Exercise instructions: Copy the data verbatim, starting at its first line and stopping after the line that contains "challenge-text: Install-to-register engagement". Include both of those lines.

Extracted data:
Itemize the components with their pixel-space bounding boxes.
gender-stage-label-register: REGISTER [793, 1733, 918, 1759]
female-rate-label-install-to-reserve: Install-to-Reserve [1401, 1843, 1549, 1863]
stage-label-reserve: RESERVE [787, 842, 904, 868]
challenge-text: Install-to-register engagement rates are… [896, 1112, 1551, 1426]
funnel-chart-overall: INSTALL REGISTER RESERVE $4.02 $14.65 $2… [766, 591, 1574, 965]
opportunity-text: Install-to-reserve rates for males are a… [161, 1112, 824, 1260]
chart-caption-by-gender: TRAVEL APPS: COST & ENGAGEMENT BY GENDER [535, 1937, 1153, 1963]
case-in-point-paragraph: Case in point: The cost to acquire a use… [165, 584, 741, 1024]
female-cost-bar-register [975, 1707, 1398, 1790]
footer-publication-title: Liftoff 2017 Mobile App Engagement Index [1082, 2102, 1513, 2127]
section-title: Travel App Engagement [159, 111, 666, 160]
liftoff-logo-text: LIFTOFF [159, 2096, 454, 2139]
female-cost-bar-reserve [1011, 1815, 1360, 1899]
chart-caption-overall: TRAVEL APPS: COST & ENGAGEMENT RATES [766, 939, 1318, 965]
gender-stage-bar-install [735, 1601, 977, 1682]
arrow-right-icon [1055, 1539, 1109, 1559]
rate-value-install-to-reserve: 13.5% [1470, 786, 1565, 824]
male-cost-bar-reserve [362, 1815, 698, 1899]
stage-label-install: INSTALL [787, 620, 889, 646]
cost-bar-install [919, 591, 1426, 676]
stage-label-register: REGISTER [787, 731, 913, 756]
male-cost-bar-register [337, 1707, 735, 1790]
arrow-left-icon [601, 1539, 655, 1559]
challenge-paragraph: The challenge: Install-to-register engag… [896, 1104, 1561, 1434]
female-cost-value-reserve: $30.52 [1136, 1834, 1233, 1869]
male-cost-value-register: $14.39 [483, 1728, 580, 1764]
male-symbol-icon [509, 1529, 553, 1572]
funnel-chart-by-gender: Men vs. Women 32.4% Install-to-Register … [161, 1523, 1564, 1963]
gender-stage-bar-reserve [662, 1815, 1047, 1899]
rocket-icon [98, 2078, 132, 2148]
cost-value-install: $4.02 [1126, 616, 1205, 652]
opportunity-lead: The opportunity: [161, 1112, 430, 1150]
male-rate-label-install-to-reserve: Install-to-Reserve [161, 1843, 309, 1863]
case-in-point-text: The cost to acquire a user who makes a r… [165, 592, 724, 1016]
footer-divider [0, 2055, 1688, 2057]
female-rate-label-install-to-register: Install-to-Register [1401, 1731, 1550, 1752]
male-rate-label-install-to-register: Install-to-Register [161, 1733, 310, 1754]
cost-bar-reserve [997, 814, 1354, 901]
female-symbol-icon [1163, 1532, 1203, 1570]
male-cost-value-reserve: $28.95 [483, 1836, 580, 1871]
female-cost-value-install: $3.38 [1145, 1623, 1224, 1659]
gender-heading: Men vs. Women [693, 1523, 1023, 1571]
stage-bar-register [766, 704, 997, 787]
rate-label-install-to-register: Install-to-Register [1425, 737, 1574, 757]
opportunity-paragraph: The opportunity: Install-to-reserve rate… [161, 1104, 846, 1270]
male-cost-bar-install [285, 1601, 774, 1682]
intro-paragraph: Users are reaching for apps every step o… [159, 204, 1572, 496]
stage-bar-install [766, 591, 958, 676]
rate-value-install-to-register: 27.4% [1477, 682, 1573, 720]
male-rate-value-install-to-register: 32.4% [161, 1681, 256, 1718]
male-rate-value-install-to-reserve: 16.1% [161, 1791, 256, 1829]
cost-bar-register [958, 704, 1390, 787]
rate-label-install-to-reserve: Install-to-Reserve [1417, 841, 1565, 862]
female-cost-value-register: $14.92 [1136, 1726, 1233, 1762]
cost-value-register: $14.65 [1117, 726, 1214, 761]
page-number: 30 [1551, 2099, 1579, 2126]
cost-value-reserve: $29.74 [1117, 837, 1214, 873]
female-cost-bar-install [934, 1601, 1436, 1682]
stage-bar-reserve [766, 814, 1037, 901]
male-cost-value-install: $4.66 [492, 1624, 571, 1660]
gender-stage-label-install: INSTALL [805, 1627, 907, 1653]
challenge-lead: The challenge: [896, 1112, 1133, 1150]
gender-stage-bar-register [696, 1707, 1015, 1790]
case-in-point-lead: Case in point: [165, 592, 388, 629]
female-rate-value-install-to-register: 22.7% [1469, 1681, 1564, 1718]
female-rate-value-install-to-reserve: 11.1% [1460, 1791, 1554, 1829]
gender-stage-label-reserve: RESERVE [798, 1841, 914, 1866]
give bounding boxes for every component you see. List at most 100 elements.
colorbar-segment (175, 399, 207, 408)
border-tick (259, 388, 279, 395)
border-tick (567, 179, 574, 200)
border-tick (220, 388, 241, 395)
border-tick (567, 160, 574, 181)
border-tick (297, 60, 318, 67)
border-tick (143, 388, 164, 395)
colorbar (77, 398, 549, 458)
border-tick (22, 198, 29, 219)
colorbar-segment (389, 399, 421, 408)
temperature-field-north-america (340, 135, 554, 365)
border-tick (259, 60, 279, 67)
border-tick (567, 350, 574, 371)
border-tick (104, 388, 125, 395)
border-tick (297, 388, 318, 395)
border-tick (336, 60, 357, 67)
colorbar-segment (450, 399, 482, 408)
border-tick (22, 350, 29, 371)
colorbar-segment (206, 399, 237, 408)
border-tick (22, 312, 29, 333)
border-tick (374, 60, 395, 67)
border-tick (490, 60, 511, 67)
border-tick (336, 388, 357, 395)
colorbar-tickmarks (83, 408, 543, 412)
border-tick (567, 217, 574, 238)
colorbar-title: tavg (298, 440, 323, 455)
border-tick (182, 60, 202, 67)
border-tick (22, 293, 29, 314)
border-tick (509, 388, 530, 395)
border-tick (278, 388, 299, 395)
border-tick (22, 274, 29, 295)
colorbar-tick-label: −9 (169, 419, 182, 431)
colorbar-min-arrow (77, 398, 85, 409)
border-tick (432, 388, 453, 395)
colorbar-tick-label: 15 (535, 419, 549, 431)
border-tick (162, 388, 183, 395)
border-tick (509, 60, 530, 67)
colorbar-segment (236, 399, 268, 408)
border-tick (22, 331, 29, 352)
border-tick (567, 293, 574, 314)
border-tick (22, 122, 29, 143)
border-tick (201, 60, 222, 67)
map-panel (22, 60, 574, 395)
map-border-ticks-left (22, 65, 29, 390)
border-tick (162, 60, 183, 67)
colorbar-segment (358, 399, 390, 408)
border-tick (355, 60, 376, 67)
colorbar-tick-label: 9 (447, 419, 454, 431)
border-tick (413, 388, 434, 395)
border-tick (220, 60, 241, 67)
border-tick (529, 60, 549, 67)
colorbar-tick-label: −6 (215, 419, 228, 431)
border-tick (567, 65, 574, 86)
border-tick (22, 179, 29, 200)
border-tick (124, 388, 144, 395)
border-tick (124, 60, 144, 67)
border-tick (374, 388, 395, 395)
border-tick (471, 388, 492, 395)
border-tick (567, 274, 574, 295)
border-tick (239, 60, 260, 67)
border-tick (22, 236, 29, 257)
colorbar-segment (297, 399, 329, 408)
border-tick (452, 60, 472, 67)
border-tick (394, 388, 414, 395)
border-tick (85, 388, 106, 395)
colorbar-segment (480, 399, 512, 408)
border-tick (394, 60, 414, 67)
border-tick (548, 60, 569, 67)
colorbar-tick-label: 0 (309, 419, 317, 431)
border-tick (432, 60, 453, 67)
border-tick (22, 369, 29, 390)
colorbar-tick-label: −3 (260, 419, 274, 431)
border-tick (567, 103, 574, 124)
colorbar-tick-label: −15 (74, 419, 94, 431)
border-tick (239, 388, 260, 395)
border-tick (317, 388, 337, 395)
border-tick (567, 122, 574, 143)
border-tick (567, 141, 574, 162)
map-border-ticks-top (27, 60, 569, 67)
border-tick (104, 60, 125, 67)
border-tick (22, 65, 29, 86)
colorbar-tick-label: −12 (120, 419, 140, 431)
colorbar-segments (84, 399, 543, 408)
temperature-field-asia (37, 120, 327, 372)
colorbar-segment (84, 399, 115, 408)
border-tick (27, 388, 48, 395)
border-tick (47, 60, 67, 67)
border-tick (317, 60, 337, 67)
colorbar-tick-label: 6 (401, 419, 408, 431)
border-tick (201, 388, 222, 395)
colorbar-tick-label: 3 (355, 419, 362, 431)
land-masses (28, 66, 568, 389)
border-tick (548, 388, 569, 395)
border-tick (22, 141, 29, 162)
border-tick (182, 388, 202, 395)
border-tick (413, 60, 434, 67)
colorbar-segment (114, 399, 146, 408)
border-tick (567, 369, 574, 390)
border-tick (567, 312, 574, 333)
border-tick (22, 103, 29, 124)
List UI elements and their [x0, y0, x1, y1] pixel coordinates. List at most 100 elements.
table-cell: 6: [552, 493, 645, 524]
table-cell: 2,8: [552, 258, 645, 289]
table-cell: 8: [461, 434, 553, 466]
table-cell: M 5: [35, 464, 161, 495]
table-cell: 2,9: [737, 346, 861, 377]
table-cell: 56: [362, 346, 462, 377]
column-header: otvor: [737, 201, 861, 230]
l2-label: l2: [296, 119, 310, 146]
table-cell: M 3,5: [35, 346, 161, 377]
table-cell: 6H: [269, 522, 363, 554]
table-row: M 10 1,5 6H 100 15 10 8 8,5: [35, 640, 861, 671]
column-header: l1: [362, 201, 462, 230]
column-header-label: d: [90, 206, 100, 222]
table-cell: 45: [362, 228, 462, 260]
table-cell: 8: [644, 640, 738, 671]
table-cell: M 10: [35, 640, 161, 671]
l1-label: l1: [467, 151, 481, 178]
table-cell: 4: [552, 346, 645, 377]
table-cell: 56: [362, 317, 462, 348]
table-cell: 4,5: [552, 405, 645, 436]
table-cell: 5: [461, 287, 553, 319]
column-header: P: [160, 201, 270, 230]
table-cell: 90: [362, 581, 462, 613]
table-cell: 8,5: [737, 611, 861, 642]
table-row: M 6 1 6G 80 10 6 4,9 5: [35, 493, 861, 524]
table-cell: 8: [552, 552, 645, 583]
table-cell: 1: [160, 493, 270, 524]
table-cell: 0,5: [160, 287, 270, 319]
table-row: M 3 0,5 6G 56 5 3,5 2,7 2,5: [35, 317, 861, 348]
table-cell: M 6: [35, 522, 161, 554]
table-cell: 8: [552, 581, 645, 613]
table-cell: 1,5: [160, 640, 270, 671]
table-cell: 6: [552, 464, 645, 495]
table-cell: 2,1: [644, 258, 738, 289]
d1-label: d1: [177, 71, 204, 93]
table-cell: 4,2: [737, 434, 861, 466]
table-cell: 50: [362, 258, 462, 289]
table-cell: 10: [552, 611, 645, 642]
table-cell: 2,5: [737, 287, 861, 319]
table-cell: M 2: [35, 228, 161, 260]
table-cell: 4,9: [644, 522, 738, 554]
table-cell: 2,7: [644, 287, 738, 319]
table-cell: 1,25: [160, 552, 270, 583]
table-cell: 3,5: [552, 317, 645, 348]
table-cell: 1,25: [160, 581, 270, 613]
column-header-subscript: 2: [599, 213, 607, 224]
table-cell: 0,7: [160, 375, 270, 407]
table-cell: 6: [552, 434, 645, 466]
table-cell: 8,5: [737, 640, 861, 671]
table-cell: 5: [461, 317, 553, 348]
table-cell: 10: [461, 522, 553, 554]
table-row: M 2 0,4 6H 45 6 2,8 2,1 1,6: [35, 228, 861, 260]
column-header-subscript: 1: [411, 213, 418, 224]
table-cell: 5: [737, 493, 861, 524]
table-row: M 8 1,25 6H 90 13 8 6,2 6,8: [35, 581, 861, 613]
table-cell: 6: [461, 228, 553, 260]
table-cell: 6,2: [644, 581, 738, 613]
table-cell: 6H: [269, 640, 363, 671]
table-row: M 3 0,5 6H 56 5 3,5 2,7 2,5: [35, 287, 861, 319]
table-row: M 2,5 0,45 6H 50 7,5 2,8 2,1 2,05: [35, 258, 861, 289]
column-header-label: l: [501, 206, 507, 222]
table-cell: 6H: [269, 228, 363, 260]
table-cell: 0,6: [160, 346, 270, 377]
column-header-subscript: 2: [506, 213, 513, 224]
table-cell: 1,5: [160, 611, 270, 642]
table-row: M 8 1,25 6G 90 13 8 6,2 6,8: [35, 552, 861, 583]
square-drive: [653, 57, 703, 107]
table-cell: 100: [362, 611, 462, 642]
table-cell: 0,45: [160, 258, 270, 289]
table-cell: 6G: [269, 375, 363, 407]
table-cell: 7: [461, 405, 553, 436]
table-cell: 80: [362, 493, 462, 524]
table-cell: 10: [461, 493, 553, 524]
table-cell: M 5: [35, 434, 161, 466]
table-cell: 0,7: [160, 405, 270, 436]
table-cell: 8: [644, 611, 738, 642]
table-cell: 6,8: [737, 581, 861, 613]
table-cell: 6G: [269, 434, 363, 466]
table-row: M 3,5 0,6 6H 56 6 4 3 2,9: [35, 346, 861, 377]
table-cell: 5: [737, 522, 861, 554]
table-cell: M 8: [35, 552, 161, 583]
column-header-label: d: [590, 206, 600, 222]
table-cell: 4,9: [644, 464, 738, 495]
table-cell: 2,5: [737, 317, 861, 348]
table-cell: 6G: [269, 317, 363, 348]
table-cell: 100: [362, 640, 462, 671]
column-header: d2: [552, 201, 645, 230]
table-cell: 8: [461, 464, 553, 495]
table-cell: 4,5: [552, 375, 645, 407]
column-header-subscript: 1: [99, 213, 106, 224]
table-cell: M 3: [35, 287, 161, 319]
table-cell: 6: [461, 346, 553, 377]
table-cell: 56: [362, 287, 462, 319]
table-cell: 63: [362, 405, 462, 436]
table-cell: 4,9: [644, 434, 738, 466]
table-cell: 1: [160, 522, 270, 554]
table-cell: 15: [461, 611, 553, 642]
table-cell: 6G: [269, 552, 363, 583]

Expected output:
Itemize the components with their pixel-space bounding boxes.
gender-stage-label-register: REGISTER [793, 1733, 918, 1759]
female-rate-label-install-to-reserve: Install-to-Reserve [1401, 1843, 1549, 1863]
stage-label-reserve: RESERVE [787, 842, 904, 868]
challenge-text: Install-to-register engagement rates are… [896, 1112, 1551, 1426]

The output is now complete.